### EXERCISE BRIEF
Turn the lines below into a Markdown table with two columns, "Row" and "Line". Number each row and leave out any blank lines.
START EXCERPTED DATA
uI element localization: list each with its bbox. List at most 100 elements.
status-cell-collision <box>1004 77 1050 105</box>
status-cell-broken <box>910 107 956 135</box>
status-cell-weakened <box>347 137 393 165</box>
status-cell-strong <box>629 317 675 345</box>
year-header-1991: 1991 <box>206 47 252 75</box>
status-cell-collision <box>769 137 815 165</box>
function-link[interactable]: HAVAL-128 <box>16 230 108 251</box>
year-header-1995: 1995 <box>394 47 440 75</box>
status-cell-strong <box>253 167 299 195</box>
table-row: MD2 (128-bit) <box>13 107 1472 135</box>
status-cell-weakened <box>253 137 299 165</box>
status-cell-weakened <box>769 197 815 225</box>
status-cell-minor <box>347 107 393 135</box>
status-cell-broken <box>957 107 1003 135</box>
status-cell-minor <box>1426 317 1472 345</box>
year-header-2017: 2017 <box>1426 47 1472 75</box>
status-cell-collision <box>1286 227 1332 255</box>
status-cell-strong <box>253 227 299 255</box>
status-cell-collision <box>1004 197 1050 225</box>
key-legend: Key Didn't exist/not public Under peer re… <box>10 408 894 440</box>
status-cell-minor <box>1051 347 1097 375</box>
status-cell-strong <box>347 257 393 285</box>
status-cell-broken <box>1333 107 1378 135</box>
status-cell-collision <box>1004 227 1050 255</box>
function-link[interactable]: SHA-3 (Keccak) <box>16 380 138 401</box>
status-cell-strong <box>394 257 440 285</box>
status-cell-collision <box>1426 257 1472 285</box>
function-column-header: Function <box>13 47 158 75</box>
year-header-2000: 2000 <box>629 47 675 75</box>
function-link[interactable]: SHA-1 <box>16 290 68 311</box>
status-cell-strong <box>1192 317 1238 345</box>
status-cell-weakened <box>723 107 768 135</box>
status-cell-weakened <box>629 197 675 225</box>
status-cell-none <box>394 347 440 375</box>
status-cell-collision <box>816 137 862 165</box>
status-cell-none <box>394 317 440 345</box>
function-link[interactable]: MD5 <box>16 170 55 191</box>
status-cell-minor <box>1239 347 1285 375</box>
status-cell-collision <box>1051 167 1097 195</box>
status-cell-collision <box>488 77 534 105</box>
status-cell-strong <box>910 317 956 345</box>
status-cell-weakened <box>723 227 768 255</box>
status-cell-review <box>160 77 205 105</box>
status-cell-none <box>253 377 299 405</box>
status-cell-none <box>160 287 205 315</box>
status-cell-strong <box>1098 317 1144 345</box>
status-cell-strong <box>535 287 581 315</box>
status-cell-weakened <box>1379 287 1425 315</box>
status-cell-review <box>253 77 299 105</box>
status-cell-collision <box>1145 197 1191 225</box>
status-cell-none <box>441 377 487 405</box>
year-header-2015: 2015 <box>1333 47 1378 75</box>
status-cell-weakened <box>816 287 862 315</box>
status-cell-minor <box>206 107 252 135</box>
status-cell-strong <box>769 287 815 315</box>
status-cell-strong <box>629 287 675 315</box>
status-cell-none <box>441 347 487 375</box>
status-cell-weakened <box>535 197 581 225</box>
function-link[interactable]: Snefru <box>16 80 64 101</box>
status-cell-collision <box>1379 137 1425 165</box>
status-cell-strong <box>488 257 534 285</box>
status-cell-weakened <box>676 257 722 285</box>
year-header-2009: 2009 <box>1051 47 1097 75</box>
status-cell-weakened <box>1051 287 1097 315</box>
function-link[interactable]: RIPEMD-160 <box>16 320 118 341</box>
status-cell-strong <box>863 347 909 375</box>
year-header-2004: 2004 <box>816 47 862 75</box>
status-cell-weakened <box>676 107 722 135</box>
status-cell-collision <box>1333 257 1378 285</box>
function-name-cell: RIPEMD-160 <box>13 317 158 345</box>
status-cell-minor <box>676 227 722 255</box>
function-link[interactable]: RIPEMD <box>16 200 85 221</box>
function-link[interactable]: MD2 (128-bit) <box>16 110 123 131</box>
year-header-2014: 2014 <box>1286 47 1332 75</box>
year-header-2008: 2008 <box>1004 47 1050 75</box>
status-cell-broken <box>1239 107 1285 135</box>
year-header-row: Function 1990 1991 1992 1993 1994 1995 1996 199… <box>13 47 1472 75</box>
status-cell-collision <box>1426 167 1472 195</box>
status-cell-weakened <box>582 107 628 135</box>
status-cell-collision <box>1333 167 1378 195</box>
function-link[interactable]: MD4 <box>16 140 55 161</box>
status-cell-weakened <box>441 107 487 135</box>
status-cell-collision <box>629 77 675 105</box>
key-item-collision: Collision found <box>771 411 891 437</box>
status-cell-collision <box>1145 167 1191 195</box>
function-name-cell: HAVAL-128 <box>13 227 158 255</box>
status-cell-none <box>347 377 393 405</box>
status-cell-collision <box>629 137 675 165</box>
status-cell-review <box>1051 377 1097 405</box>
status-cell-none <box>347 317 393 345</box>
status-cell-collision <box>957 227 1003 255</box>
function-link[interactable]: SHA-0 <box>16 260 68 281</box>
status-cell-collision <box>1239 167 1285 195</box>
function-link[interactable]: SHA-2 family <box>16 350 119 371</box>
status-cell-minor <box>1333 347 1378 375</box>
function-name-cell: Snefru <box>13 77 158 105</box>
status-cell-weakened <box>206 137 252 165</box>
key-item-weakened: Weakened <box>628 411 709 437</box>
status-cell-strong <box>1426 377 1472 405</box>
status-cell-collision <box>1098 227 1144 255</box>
END EXCERPTED DATA
### SOLUTION TO THE EXERCISE
| Row | Line |
|---|---|
| 1 | uI element localization: list each with its bbox. List at most 100 elements. |
| 2 | status-cell-collision <box>1004 77 1050 105</box> |
| 3 | status-cell-broken <box>910 107 956 135</box> |
| 4 | status-cell-weakened <box>347 137 393 165</box> |
| 5 | status-cell-strong <box>629 317 675 345</box> |
| 6 | year-header-1991: 1991 <box>206 47 252 75</box> |
| 7 | status-cell-collision <box>769 137 815 165</box> |
| 8 | function-link[interactable]: HAVAL-128 <box>16 230 108 251</box> |
| 9 | year-header-1995: 1995 <box>394 47 440 75</box> |
| 10 | status-cell-strong <box>253 167 299 195</box> |
| 11 | table-row: MD2 (128-bit) <box>13 107 1472 135</box> |
| 12 | status-cell-weakened <box>253 137 299 165</box> |
| 13 | status-cell-weakened <box>769 197 815 225</box> |
| 14 | status-cell-minor <box>347 107 393 135</box> |
| 15 | status-cell-broken <box>957 107 1003 135</box> |
| 16 | status-cell-minor <box>1426 317 1472 345</box> |
| 17 | year-header-2017: 2017 <box>1426 47 1472 75</box> |
| 18 | status-cell-collision <box>1286 227 1332 255</box> |
| 19 | status-cell-strong <box>253 227 299 255</box> |
| 20 | status-cell-collision <box>1004 197 1050 225</box> |
| 21 | key-legend: Key Didn't exist/not public Under peer re… <box>10 408 894 440</box> |
| 22 | status-cell-minor <box>1051 347 1097 375</box> |
| 23 | status-cell-strong <box>347 257 393 285</box> |
| 24 | status-cell-broken <box>1333 107 1378 135</box> |
| 25 | status-cell-collision <box>1004 227 1050 255</box> |
| 26 | function-link[interactable]: SHA-3 (Keccak) <box>16 380 138 401</box> |
| 27 | status-cell-strong <box>394 257 440 285</box> |
| 28 | status-cell-collision <box>1426 257 1472 285</box> |
| 29 | function-column-header: Function <box>13 47 158 75</box> |
| 30 | year-header-2000: 2000 <box>629 47 675 75</box> |
| 31 | function-link[interactable]: SHA-1 <box>16 290 68 311</box> |
| 32 | status-cell-strong <box>1192 317 1238 345</box> |
| 33 | status-cell-weakened <box>723 107 768 135</box> |
| 34 | status-cell-weakened <box>629 197 675 225</box> |
| 35 | status-cell-none <box>394 347 440 375</box> |
| 36 | status-cell-collision <box>816 137 862 165</box> |
| 37 | status-cell-none <box>394 317 440 345</box> |
| 38 | function-link[interactable]: MD5 <box>16 170 55 191</box> |
| 39 | status-cell-minor <box>1239 347 1285 375</box> |
| 40 | status-cell-collision <box>1051 167 1097 195</box> |
| 41 | status-cell-collision <box>488 77 534 105</box> |
| 42 | status-cell-strong <box>910 317 956 345</box> |
| 43 | status-cell-weakened <box>723 227 768 255</box> |
| 44 | status-cell-review <box>160 77 205 105</box> |
| 45 | status-cell-none <box>253 377 299 405</box> |
| 46 | status-cell-none <box>160 287 205 315</box> |
| 47 | status-cell-strong <box>1098 317 1144 345</box> |
| 48 | status-cell-strong <box>535 287 581 315</box> |
| 49 | status-cell-weakened <box>1379 287 1425 315</box> |
| 50 | status-cell-review <box>253 77 299 105</box> |
| 51 | status-cell-collision <box>1145 197 1191 225</box> |
| 52 | status-cell-none <box>441 377 487 405</box> |
| 53 | year-header-2015: 2015 <box>1333 47 1378 75</box> |
| 54 | status-cell-weakened <box>816 287 862 315</box> |
| 55 | status-cell-minor <box>206 107 252 135</box> |
| 56 | status-cell-strong <box>769 287 815 315</box> |
| 57 | status-cell-strong <box>629 287 675 315</box> |
| 58 | status-cell-none <box>441 347 487 375</box> |
| 59 | status-cell-weakened <box>535 197 581 225</box> |
| 60 | function-link[interactable]: Snefru <box>16 80 64 101</box> |
| 61 | status-cell-collision <box>1379 137 1425 165</box> |
| 62 | status-cell-strong <box>488 257 534 285</box> |
| 63 | status-cell-weakened <box>676 257 722 285</box> |
| 64 | year-header-2009: 2009 <box>1051 47 1097 75</box> |
| 65 | status-cell-weakened <box>1051 287 1097 315</box> |
| 66 | function-link[interactable]: RIPEMD-160 <box>16 320 118 341</box> |
| 67 | status-cell-strong <box>863 347 909 375</box> |
| 68 | year-header-2004: 2004 <box>816 47 862 75</box> |
| 69 | status-cell-weakened <box>676 107 722 135</box> |
| 70 | status-cell-collision <box>1333 257 1378 285</box> |
| 71 | function-name-cell: RIPEMD-160 <box>13 317 158 345</box> |
| 72 | status-cell-minor <box>676 227 722 255</box> |
| 73 | function-link[interactable]: RIPEMD <box>16 200 85 221</box> |
| 74 | function-link[interactable]: MD2 (128-bit) <box>16 110 123 131</box> |
| 75 | year-header-2014: 2014 <box>1286 47 1332 75</box> |
| 76 | year-header-2008: 2008 <box>1004 47 1050 75</box> |
| 77 | status-cell-broken <box>1239 107 1285 135</box> |
| 78 | year-header-row: Function 1990 1991 1992 1993 1994 1995 1996 199… <box>13 47 1472 75</box> |
| 79 | status-cell-collision <box>1426 167 1472 195</box> |
| 80 | status-cell-weakened <box>582 107 628 135</box> |
| 81 | status-cell-collision <box>1333 167 1378 195</box> |
| 82 | function-link[interactable]: MD4 <box>16 140 55 161</box> |
| 83 | status-cell-weakened <box>441 107 487 135</box> |
| 84 | status-cell-collision <box>629 77 675 105</box> |
| 85 | key-item-collision: Collision found <box>771 411 891 437</box> |
| 86 | status-cell-collision <box>1145 167 1191 195</box> |
| 87 | function-name-cell: HAVAL-128 <box>13 227 158 255</box> |
| 88 | status-cell-none <box>347 377 393 405</box> |
| 89 | status-cell-collision <box>629 137 675 165</box> |
| 90 | status-cell-review <box>1051 377 1097 405</box> |
| 91 | status-cell-none <box>347 317 393 345</box> |
| 92 | status-cell-collision <box>957 227 1003 255</box> |
| 93 | function-link[interactable]: SHA-0 <box>16 260 68 281</box> |
| 94 | status-cell-collision <box>1239 167 1285 195</box> |
| 95 | function-link[interactable]: SHA-2 family <box>16 350 119 371</box> |
| 96 | status-cell-minor <box>1333 347 1378 375</box> |
| 97 | function-name-cell: Snefru <box>13 77 158 105</box> |
| 98 | status-cell-weakened <box>206 137 252 165</box> |
| 99 | key-item-weakened: Weakened <box>628 411 709 437</box> |
| 100 | status-cell-strong <box>1426 377 1472 405</box> |
| 101 | status-cell-collision <box>1098 227 1144 255</box> |